EXERCISE PROMPT
Return all lines in the material below that contain "남편한테".

[Stored data]
## start
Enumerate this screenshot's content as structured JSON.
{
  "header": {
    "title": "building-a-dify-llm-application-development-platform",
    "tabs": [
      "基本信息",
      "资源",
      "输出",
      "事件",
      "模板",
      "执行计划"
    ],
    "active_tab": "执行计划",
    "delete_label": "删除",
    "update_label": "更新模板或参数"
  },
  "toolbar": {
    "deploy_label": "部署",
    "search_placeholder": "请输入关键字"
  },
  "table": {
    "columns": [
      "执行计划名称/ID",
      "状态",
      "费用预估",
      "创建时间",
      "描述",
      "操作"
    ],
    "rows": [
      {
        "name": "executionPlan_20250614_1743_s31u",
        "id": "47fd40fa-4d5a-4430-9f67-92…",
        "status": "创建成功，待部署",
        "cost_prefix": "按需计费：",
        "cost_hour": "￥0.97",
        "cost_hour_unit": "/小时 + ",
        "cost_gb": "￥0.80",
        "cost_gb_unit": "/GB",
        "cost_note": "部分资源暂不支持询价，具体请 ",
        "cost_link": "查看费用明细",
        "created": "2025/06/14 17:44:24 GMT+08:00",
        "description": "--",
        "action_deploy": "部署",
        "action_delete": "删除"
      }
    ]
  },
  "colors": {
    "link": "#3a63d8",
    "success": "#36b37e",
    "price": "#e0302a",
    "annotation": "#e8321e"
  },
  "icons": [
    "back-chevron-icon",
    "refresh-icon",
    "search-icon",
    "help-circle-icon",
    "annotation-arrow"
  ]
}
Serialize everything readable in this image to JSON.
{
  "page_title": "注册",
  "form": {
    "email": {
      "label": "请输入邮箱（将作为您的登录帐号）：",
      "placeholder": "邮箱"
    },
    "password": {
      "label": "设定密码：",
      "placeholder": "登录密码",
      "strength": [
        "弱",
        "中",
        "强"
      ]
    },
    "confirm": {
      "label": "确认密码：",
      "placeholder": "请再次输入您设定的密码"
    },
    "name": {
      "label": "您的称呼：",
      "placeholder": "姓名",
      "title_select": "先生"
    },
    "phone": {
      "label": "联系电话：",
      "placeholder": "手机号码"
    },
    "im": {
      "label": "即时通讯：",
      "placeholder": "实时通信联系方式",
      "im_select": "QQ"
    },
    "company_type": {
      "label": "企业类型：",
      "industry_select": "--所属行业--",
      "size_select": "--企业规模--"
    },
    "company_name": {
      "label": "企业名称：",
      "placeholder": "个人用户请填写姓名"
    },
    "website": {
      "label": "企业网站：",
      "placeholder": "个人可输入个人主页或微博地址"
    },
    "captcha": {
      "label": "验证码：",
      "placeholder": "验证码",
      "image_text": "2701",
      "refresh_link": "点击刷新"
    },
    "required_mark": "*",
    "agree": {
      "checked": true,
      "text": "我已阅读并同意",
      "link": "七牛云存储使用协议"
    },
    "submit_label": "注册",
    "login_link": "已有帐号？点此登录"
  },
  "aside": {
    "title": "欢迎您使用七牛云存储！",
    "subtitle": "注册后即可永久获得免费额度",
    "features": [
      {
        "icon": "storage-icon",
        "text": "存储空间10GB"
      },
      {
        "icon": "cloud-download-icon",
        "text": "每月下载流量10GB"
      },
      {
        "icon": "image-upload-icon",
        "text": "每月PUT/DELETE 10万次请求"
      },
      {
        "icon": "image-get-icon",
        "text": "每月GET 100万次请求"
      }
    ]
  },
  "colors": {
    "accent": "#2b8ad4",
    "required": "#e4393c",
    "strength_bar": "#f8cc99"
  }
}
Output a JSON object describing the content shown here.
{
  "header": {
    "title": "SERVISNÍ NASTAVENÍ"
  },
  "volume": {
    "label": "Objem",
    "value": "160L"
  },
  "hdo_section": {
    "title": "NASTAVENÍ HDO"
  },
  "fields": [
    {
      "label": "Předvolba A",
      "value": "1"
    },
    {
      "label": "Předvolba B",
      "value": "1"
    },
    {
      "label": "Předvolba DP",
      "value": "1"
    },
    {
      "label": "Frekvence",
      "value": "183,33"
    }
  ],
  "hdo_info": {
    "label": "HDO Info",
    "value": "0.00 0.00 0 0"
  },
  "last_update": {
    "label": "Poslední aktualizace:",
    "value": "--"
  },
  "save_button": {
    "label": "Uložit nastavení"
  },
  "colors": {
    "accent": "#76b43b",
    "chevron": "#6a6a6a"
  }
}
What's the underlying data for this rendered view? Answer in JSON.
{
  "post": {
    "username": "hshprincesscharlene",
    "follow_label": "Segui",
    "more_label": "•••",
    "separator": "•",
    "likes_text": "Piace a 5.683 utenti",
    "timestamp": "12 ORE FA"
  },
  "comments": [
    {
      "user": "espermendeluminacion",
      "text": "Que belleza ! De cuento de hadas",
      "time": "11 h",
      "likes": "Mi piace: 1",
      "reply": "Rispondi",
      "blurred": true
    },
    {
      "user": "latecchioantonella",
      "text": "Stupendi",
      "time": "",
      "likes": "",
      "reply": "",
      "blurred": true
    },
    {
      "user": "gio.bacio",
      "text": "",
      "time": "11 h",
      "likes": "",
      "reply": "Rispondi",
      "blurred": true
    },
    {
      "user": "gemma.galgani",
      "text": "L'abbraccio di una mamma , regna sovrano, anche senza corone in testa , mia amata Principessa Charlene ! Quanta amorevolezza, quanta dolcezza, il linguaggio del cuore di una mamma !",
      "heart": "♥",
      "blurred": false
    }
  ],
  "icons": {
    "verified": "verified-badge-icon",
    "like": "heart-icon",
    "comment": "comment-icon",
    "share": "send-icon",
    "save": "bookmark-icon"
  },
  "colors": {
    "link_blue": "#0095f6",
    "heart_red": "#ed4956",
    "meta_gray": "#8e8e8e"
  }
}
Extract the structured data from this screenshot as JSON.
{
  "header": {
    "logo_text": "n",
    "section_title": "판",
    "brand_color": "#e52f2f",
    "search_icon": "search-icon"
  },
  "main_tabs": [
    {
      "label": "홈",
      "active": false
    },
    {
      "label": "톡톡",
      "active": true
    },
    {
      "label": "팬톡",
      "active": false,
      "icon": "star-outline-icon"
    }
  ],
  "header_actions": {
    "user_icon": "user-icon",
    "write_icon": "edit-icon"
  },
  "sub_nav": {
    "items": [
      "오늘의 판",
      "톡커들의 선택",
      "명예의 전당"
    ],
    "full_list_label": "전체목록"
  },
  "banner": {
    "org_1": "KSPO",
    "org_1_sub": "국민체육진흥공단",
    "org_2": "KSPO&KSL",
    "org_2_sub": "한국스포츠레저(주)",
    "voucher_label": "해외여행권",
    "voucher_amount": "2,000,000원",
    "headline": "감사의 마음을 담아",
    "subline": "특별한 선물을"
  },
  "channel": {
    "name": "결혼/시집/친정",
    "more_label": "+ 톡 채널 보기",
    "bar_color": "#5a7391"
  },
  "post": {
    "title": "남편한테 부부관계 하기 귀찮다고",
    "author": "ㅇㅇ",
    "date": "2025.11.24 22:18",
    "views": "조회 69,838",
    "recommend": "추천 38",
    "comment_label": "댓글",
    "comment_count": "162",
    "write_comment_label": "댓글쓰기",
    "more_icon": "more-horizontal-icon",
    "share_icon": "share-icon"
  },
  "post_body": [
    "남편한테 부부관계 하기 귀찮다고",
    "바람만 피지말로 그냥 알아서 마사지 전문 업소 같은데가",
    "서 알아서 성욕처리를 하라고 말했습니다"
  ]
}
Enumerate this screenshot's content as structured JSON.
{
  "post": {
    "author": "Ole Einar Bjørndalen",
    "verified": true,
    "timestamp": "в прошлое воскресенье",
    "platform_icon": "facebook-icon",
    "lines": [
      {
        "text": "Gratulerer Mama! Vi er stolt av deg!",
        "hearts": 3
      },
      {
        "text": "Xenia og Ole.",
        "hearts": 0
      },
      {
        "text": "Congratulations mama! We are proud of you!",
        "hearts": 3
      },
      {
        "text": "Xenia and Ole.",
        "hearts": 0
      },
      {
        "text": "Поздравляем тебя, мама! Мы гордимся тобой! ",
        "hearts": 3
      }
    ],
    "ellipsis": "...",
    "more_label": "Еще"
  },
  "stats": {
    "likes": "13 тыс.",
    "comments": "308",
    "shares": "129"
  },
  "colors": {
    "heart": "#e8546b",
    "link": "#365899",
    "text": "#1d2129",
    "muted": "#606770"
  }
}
## end
FULL OUTPUT
    "title": "남편한테 부부관계 하기 귀찮다고",
    "남편한테 부부관계 하기 귀찮다고",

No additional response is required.